-- WHAT THE TASK ASKS --
Take every line from the material that has the word "effectively" in it.
** START GIVEN RECORDS **
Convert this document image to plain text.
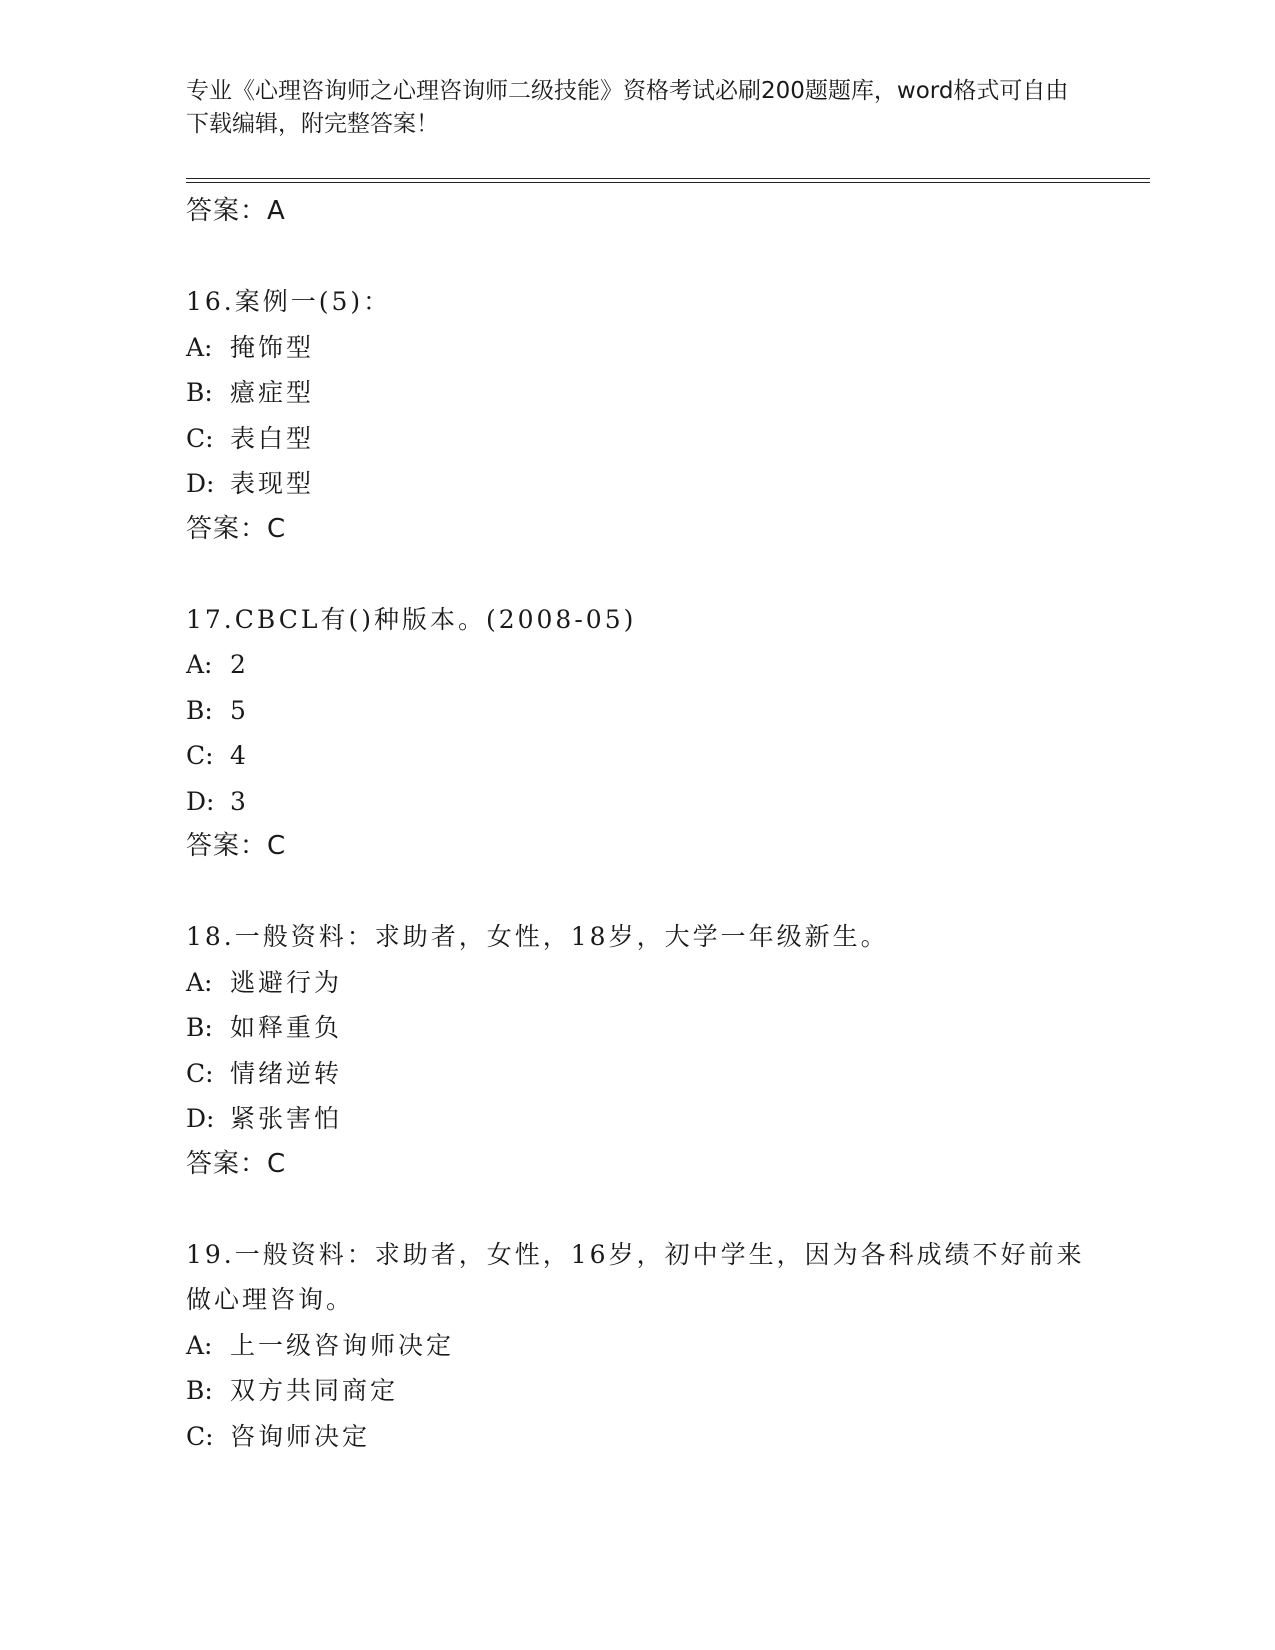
专业《心理咨询师之心理咨询师二级技能》资格考试必刷200题题库，word格式可自由下载编辑，附完整答案！
答案：A
16.案例一(5)：
A: 掩饰型
B: 癔症型
C: 表白型
D: 表现型
答案：C
17.CBCL有()种版本。(2008-05)
A: 2
B: 5
C: 4
D: 3
答案：C
18.一般资料：求助者，女性，18岁，大学一年级新生。
A: 逃避行为
B: 如释重负
C: 情绪逆转
D: 紧张害怕
答案：C
19.一般资料：求助者，女性，16岁，初中学生，因为各科成绩不好前来做心理咨询。
A: 上一级咨询师决定
B: 双方共同商定
C: 咨询师决定
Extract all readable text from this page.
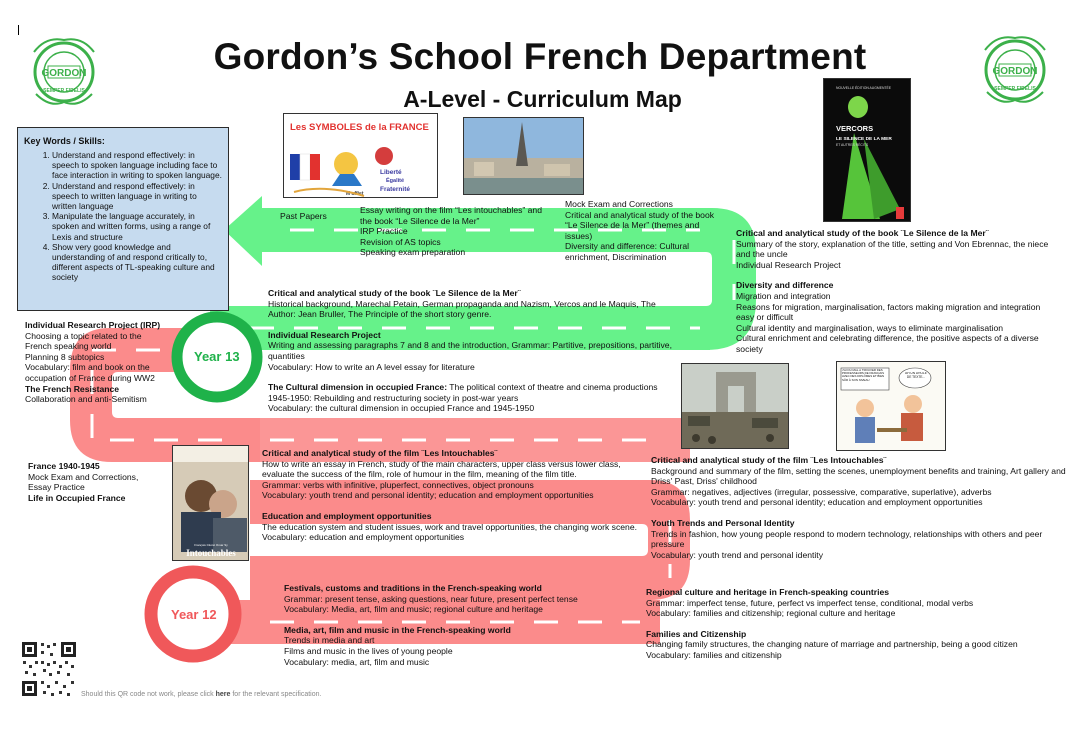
Gordon’s School French Department
A-Level - Curriculum Map
GORDON
SEMPER FIDELIS
GORDON
SEMPER FIDELIS
Key Words / Skills:
1. Understand and respond effectively: in speech to spoken language including face to face interaction in writing to spoken language.
2. Understand and respond effectively: in speech to written language in writing to written language
3. Manipulate the language accurately, in spoken and written forms, using a range of Lexis and structure
4. Show very good knowledge and understanding of and respond critically to, different aspects of TL-speaking culture and society
Les SYMBOLES de la FRANCE
Liberté
Égalité
Fraternité
M affiet
NOUVELLE ÉDITION AUGMENTÉE
VERCORS
LE SILENCE DE LA MER
ET AUTRES RÉCITS
J'AI DU MAL À TROUVER DES PROFESSEURS DE FRANÇAIS AVEC DES DIPLÔMES ET BIEN SÛR À SON NIVEAU
AH UN DRÔLE DE TEXTE...
François Cluzet Omar Sy
Intouchables
Past Papers
Essay writing on the film “Les intouchables” and the book “Le Silence de la Mer”
IRP Practice
Revision of AS topics
Speaking exam preparation
Mock Exam and Corrections
Critical and analytical study of the book “Le Silence de la Mer” (themes and issues)
Diversity and difference: Cultural enrichment, Discrimination
Critical and analytical study of the book ¨Le Silence de la Mer¨
Summary of the story, explanation of the title, setting and Von Ebrennac, the niece and the uncle
Individual Research Project
Diversity and difference
Migration and integration
Reasons for migration, marginalisation, factors making migration and integration easy or difficult
Cultural identity and marginalisation, ways to eliminate marginalisation
Cultural enrichment and celebrating difference, the positive aspects of a diverse society
Year 13
Critical and analytical study of the book ¨Le Silence de la Mer¨
Historical background, Marechal Petain, German propaganda and Nazism, Vercos and le Maquis, The Author: Jean Bruller, The Principle of the short story genre.
Individual Research Project
Writing and assessing paragraphs 7 and 8 and the introduction, Grammar: Partitive, prepositions, partitive, quantities
Vocabulary: How to write an A level essay for literature
The Cultural dimension in occupied France: The political context of theatre and cinema productions
1945-1950: Rebuilding and restructuring society in post-war years
Vocabulary: the cultural dimension in occupied France and 1945-1950
Individual Research Project (IRP)
Choosing a topic related to the French speaking world
Planning 8 subtopics
Vocabulary: film and book on the occupation of France during WW2
The French Resistance
Collaboration and anti-Semitism
France 1940-1945
Mock Exam and Corrections,
Essay Practice
Life in Occupied France
Critical and analytical study of the film ¨Les Intouchables¨
How to write an essay in French, study of the main characters, upper class versus lower class, evaluate the success of the film, role of humour in the film, meaning of the film title.
Grammar: verbs with infinitive, pluperfect, connectives, object pronouns
Vocabulary: youth trend and personal identity; education and employment opportunities
Education and employment opportunities
The education system and student issues, work and travel opportunities, the changing work scene.
Vocabulary: education and employment opportunities
Critical and analytical study of the film ¨Les Intouchables¨
Background and summary of the film, setting the scenes, unemployment benefits and training, Art gallery and Driss' Past, Driss' childhood
Grammar: negatives, adjectives (irregular, possessive, comparative, superlative), adverbs
Vocabulary: youth trend and personal identity; education and employment opportunities
Youth Trends and Personal Identity
Trends in fashion, how young people respond to modern technology, relationships with others and peer pressure
Vocabulary: youth trend and personal identity
Year 12
Festivals, customs and traditions in the French-speaking world
Grammar: present tense, asking questions, near future, present perfect tense
Vocabulary: Media, art, film and music; regional culture and heritage
Media, art, film and music in the French-speaking world
Trends in media and art
Films and music in the lives of young people
Vocabulary: media, art, film and music
Regional culture and heritage in French-speaking countries
Grammar: imperfect tense, future, perfect vs imperfect tense, conditional, modal verbs
Vocabulary: families and citizenship; regional culture and heritage
Families and Citizenship
Changing family structures, the changing nature of marriage and partnership, being a good citizen
Vocabulary: families and citizenship
Should this QR code not work, please click here for the relevant specification.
** END GIVEN RECORDS **
-- SOLUTION TO THIS TASK --
1. Understand and respond effectively: in speech to spoken language including face to face interaction in writing to spoken language.
2. Understand and respond effectively: in speech to written language in writing to written language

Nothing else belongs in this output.